Written request:
From the entries below, tally how many lines contain "games" and report only that figure.
--- start of Records supplied ---
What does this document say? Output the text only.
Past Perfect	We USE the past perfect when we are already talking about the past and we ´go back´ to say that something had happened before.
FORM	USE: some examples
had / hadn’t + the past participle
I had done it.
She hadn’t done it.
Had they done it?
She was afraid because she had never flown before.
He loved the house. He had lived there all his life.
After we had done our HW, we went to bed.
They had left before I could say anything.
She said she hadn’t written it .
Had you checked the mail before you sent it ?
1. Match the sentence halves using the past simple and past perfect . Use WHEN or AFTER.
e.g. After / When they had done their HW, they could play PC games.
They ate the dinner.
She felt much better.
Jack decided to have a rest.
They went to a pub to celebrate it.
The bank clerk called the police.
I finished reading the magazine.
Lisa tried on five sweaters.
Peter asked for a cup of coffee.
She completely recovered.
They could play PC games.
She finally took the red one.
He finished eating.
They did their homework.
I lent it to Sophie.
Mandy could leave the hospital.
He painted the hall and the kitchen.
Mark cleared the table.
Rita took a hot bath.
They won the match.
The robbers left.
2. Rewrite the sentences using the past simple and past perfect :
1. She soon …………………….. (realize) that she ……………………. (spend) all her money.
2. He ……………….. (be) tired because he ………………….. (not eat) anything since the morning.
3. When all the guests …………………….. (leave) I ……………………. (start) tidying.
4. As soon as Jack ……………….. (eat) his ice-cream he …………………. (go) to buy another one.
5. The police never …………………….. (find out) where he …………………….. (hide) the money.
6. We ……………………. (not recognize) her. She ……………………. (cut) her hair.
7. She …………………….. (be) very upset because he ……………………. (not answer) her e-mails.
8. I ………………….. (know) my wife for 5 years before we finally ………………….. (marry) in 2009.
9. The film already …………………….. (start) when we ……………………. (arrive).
--- end of Records supplied ---
Complete response:
2